── 文档段落

2、AN51诱导的血小板聚集依赖于抗体诱导的GPIbα聚集，不依赖于Fc段

抗血小板抗体的Fc段可通过与FcγRIIA受体结合诱导血小板发生活化和聚集。为了研究AN51是否通过与FcγRIIA结合诱导血小板聚集，检测了拮抗FcγRIIA的抗体IV.3对AN51诱导的血小板聚集的影响。附图3A表明IV.3不抑制AN51诱导的聚集。另外，不包含Fc段的AN51F(ab’)₂片段也可诱导血小板聚集(附图3B)，进一步说明AN51导致血小板聚集不依赖于Fc段。

血小板GPIbα多聚化可诱导血小板聚集，为了探讨AN51是否通过诱导GPIbα聚集从而活化血小板，检测了AN51单体Fab片段、AN51IgG(二聚体)及羊抗小鼠(GAM)二抗耦连的AN51(四聚体)对血小板聚集的影响。如附图3C所示，单体(Fab)不能诱导血小板聚集；与二聚体(AN51)相比，四聚体(AN51+GAM)可诱导更大的聚集发生(10％vs20％)。

────

- [任务要求 1] 请从AN51诱导血小板聚集的这段文字中抄录一段原文：从含有“血小板GPIbα多聚化可诱导”的那句开始，到“集发生(10％vs20％)。”结束。
- [任务要求 2] 用两句话概括关于AN51诱导血小板聚集的这段文字。
- [任务要求 3] 请接着关于AN51诱导血小板聚集的这段文字的最后一句往下续写。

── 记录摘录

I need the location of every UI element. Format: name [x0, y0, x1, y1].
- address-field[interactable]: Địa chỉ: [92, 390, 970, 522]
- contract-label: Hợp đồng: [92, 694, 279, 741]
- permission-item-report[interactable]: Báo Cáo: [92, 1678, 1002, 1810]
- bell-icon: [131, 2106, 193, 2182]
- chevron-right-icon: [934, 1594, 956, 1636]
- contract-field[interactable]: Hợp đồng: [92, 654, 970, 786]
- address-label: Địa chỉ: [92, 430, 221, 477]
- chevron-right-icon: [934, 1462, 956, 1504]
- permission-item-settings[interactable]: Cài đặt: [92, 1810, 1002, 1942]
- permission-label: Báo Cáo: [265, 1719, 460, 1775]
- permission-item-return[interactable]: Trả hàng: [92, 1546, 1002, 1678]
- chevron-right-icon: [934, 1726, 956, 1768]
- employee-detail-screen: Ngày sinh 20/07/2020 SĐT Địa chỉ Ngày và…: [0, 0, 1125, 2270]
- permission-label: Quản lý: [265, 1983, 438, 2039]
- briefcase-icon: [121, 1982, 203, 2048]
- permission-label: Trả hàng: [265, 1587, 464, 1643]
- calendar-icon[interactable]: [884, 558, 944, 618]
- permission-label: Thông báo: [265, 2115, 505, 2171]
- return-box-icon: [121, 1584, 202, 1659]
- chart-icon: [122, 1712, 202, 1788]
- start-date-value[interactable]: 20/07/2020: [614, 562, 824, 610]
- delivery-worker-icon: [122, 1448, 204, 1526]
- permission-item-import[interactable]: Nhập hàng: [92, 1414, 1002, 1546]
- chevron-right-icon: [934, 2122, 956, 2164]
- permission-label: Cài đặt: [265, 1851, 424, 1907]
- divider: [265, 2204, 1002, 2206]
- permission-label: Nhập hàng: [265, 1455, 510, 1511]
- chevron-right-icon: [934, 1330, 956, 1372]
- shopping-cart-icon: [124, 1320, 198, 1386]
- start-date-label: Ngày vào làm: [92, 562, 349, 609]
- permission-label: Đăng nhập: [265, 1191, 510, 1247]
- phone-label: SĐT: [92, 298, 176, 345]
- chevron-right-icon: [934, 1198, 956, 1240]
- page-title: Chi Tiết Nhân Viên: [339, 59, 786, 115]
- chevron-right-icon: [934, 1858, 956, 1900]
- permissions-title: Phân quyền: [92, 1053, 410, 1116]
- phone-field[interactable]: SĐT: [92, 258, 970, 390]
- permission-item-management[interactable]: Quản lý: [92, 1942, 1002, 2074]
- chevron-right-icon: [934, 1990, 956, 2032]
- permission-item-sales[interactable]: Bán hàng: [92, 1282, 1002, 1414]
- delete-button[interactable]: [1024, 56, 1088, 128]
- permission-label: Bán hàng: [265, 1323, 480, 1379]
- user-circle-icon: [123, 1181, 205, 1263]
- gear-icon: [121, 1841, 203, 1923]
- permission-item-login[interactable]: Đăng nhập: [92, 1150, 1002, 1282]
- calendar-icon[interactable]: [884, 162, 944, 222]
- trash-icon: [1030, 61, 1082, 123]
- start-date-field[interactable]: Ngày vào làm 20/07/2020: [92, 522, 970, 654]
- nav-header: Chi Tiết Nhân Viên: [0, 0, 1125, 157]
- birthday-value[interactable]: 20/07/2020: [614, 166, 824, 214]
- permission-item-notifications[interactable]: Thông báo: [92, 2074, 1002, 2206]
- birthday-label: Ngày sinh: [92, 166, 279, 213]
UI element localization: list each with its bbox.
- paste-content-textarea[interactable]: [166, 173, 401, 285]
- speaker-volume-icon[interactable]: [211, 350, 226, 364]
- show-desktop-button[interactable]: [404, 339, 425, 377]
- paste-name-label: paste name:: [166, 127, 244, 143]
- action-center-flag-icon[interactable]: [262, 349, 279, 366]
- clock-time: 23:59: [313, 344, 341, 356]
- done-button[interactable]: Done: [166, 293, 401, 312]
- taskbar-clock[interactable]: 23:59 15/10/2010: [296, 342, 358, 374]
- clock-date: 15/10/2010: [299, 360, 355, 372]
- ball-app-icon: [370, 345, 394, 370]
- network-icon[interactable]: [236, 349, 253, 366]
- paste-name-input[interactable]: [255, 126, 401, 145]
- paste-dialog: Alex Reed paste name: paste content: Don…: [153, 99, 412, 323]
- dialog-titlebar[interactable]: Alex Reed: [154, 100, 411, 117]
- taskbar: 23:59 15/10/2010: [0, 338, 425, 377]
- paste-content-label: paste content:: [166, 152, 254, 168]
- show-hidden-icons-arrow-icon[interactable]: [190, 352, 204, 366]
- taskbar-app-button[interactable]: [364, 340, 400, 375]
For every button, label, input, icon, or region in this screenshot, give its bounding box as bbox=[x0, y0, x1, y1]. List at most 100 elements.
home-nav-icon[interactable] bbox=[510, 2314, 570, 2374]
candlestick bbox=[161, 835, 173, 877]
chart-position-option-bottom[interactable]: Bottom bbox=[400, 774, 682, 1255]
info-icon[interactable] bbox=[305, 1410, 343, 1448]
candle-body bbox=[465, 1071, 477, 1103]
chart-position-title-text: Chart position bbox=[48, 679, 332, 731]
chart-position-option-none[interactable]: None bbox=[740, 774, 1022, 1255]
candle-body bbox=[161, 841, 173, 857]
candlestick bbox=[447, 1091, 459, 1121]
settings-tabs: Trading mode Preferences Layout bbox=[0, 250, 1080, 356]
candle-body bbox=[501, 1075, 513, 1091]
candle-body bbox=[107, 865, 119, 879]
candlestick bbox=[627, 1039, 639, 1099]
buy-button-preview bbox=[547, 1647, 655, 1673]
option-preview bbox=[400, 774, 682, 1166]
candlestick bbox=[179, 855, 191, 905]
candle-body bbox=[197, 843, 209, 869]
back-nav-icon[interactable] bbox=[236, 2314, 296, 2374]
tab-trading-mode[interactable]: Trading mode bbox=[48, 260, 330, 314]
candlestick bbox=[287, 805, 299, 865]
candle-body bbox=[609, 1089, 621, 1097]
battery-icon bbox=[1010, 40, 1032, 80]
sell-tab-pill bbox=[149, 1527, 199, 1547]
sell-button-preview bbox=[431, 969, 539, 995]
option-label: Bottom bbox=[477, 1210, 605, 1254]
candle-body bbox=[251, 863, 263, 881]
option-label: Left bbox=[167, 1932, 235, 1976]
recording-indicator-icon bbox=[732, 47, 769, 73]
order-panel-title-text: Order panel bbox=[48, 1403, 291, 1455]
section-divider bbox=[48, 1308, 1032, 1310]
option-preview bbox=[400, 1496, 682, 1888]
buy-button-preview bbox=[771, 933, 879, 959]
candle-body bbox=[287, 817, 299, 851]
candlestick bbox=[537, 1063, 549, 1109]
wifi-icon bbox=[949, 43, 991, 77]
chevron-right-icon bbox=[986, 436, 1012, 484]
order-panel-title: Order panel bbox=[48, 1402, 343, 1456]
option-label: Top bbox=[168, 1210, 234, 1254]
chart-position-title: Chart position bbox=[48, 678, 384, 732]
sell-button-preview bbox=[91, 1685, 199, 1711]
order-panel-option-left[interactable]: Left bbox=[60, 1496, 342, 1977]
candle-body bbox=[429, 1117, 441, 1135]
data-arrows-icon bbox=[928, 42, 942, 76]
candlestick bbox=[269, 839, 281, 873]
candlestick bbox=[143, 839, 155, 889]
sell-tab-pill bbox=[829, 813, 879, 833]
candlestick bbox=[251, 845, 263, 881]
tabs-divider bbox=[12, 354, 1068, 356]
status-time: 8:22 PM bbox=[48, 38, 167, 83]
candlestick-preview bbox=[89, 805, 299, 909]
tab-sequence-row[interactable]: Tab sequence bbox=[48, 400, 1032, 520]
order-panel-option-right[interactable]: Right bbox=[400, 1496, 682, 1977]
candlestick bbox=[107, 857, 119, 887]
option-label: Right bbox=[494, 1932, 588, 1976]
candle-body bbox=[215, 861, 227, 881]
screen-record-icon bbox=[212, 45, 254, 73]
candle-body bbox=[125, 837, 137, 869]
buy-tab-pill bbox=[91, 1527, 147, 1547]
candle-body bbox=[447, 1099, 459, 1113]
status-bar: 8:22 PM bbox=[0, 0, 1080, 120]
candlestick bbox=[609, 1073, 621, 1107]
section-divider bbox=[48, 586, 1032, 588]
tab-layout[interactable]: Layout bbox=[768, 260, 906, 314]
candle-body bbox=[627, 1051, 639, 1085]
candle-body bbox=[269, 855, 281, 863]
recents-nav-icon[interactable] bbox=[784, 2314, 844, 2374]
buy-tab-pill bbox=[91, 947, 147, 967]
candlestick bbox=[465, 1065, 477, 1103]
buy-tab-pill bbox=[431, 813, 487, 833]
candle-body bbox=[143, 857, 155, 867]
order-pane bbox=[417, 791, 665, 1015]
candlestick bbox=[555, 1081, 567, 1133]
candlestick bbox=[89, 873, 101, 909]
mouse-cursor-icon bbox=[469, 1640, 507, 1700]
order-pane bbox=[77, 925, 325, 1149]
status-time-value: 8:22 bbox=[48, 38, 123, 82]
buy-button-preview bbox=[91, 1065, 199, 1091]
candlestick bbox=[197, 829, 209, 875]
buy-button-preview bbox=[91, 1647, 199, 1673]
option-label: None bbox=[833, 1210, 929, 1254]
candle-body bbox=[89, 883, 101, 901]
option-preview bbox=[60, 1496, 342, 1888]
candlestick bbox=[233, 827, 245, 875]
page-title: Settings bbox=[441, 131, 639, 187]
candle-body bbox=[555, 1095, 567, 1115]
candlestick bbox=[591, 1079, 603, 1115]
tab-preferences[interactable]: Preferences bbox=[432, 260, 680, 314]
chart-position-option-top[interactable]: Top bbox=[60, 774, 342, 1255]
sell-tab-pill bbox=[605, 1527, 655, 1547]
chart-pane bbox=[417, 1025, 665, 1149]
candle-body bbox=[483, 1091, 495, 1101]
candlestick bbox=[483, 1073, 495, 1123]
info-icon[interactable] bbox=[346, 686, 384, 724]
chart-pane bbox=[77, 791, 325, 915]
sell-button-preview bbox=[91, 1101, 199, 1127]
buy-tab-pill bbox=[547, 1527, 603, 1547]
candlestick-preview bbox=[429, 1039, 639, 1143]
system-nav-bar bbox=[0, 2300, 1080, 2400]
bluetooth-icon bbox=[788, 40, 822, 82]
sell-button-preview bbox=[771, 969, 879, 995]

────

- [任务回答 1]
血小板GPIbα多聚化可诱导血小板聚集，为了探讨AN51是否通过诱导GPIbα聚集从而活化血小板，检测了AN51单体Fab片段、AN51IgG(二聚体)及羊抗小鼠(GAM)二抗耦连的AN51(四聚体)对血小板聚集的影响。如附图3C所示，单体(Fab)不能诱导血小板聚集；与二聚体(AN51)相比，四聚体(AN51+GAM)可诱导更大的聚集发生(10％vs20％)。

- [任务回答 2] 拮抗FcγRIIA的抗体IV.3不抑制AN51诱导的血小板聚集，不含Fc段的AN51F(ab’)₂片段也能诱导聚集，说明AN51导致血小板聚集不依赖于Fc段。AN51单体Fab片段不能诱导血小板聚集，而四聚体(AN51+GAM)诱导的聚集比二聚体AN51更大(20％对10％)。

- [任务回答 3]
因此，AN51诱导的血小板聚集依赖于抗体诱导的GPIbα聚集，不依赖于Fc段。

3、AN51可诱导血小板凋亡

线粒体膜电位去极化可作为血小板凋亡的指标之一。洗涤血小板，分别与2μg/ml的小鼠IgG、AN51在37℃下温育1-6小时，通过检测线粒体膜电位去极化检测细胞凋亡。图4A显示温育4小时后，AN51引起的凋亡细胞的比例与IgG相比具有统计学差异，并呈时间依赖趋势。另外检测了小鼠IgG、对照抗体HIP1及AN51对血小板凋亡蛋白表达的影响。2μg/ml抗体与洗涤血小板温育6小时后裂解血小板，Western Blot结果(附图4B)表明，与IgG和对照抗体HIP1相比，AN51可导致促凋亡蛋白Bad和Bak的表达上调，抑凋亡蛋白Bcl-2和Bcl-xl表达下调。因此，AN51可诱导线粒体途径依赖的血小板凋亡。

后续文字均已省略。